* [TEXT SECTION]
* * * * *
SARS-CoV-2 in Kidney Transplant Patients: A Real-Life Experience

Background: The COVID-19 pandemic has significantly impacted the management of solid organ transplant recipients and on clinical evolution in post-transplantation. Little is known on the impact of SARS-CoV-2 infection in these patients. The severity and lethality of this disease in solid organ transplant patients are higher thanin the general population. This study aims to describe clinical characteristics of SARS-CoV-2 infection in solid organ transplant recipients followed in our center.

Methods: In this observational study, we enrolled all kidney transplant recipientsattending the A.O.U. Federico II of Naples from March 2020 to January 2021. For each patient we evaluated the epidemiological and clinical characteristics as well as outcome.

Results: We enrolled 369 kidney transplant patients (229, male, 62%). Of these, 51 (13.8%) acquired SARS-CoV-2 infection and 29 showed symptomatic disease. Of the 51 patients with the infection, 48 (94.11%) had at least one comorbidity and such comorbidities did not constitute a risk factor for a more severe disease. Hospitalization was necessary for 7 (13.7%) patients. Of these, 2 required low-flow oxygen supplementation, 3 non-invasive/high flow ventilation and 2 invasive ventilation. Finally, 2 patients died.
* * * * *
Stored lines
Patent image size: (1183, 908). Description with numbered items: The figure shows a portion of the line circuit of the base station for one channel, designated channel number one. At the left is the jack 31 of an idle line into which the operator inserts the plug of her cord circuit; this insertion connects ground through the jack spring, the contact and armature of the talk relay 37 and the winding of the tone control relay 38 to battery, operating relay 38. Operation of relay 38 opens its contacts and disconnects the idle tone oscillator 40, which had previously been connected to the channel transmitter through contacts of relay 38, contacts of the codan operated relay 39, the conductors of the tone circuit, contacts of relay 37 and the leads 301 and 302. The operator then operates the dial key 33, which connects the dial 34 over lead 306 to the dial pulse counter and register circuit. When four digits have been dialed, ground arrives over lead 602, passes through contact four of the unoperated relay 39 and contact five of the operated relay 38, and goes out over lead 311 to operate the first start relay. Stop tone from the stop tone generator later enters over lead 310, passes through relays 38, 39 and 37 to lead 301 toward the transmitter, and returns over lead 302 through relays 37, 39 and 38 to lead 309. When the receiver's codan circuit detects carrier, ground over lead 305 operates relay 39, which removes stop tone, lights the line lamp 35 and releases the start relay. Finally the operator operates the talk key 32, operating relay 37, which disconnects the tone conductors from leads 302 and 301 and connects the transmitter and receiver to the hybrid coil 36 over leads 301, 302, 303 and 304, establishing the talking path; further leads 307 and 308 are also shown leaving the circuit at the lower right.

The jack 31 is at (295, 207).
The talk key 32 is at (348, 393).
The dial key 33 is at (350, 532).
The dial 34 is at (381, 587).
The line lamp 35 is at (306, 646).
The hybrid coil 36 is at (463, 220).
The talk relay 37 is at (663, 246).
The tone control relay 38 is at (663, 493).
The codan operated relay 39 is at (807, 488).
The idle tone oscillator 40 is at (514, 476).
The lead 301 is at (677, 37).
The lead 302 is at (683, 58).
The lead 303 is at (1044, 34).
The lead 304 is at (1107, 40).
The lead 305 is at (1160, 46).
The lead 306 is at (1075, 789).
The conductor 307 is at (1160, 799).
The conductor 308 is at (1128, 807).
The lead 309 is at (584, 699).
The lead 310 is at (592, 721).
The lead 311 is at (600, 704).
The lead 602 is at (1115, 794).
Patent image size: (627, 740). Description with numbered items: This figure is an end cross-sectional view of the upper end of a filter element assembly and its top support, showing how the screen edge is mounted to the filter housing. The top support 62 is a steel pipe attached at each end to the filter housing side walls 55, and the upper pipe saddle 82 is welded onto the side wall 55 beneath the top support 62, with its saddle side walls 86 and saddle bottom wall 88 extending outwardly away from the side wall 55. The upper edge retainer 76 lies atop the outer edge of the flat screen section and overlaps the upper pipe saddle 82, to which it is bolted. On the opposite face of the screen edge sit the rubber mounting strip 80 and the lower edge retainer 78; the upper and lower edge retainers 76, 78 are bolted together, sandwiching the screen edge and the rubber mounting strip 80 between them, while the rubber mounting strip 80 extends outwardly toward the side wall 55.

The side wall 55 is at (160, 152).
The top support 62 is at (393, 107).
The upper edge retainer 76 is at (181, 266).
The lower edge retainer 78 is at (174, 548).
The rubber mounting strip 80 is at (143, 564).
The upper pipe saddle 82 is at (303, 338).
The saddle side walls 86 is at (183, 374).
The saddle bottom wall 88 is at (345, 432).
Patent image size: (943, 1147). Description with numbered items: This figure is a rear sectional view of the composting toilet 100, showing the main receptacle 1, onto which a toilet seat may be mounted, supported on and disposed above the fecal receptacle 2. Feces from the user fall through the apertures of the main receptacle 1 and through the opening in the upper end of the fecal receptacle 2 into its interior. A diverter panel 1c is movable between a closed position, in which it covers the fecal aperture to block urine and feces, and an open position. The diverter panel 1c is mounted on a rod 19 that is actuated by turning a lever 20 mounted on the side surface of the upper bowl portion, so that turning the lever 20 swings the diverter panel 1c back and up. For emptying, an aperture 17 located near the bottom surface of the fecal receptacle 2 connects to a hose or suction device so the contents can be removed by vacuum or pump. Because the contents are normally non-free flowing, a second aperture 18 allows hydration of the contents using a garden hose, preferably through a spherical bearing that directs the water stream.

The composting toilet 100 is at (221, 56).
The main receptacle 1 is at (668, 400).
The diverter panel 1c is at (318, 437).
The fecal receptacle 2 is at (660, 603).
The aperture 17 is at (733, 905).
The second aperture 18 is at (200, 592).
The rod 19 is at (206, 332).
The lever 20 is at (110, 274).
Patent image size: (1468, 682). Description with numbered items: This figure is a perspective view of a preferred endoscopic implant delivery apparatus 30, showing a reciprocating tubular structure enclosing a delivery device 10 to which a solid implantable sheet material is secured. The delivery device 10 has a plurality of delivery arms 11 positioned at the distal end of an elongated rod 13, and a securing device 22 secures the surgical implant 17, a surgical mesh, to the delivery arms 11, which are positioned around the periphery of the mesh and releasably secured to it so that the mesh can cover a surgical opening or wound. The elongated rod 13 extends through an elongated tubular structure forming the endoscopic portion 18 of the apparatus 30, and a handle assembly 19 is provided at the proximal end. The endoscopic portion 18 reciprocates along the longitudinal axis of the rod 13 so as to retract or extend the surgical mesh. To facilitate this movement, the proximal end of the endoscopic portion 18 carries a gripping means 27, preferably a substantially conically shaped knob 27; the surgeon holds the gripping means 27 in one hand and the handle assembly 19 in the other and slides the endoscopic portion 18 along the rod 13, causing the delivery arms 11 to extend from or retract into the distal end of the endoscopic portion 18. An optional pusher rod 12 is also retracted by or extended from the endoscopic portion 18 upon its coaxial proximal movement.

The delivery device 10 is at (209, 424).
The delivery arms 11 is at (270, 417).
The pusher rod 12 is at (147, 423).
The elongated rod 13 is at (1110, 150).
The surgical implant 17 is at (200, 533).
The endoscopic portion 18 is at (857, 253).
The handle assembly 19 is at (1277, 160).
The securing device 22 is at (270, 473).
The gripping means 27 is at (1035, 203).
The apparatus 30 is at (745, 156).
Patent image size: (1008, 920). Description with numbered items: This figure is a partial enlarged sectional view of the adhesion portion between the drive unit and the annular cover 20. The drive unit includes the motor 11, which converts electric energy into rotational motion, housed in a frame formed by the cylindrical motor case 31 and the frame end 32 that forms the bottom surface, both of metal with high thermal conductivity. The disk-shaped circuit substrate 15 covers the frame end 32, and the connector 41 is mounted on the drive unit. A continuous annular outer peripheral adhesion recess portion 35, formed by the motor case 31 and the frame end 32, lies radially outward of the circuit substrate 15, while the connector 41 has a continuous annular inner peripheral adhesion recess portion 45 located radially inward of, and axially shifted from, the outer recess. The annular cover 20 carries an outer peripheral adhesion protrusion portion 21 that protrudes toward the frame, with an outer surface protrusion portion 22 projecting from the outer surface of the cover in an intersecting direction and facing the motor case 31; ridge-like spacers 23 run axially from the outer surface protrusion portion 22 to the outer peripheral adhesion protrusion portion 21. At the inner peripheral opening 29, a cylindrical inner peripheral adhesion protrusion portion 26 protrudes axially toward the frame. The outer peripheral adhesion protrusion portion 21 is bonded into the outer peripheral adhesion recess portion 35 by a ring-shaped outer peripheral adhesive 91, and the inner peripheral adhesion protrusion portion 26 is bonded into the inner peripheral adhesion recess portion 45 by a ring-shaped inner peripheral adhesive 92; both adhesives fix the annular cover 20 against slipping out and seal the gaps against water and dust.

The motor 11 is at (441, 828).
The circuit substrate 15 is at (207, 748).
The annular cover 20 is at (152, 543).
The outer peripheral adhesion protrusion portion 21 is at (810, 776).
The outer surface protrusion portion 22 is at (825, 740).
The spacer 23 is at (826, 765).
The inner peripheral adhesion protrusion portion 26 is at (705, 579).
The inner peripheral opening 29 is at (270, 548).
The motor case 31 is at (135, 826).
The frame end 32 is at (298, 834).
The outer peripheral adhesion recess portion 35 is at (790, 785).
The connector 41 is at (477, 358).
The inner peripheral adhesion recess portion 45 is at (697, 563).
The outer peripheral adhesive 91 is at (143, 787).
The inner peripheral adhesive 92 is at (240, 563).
* * * * *
* [LIST OF TASKS]
1. In two sentences, what does the text on SARS-CoV-2 in kidney transplant patients report?
2. Which types of respiratory support did hospitalized patients receive, according to the text on SARS-CoV-2 in kidney transplant patients? Give the number of patients for each.
3. Reproduce the part of the text on SARS-CoV-2 in kidney transplant patients that starts with the words "SARS-CoV-2 in Kidney" and ends with "in our center.".

* [TASK RESPONSES]
1. This observational study enrolled all kidney transplant recipients attending the A.O.U. Federico II of Naples from March 2020 to January 2021 to describe SARS-CoV-2 infection in solid organ transplant recipients, a group in which little is known about the infection's impact. Of 369 patients, 51 acquired the infection and 29 had symptoms; 48 of the infected had at least one comorbidity, which did not constitute a risk factor for more severe disease, 7 were hospitalized and 2 died.

2.
- Low-flow oxygen supplementation: 2 patients
- Non-invasive/high flow ventilation: 3 patients
- Invasive ventilation: 2 patients

3.
SARS-CoV-2 in Kidney Transplant Patients: A Real-Life Experience

Background: The COVID-19 pandemic has significantly impacted the management of solid organ transplant recipients and on clinical evolution in post-transplantation. Little is known on the impact of SARS-CoV-2 infection in these patients. The severity and lethality of this disease in solid organ transplant patients are higher thanin the general population. This study aims to describe clinical characteristics of SARS-CoV-2 infection in solid organ transplant recipients followed in our center.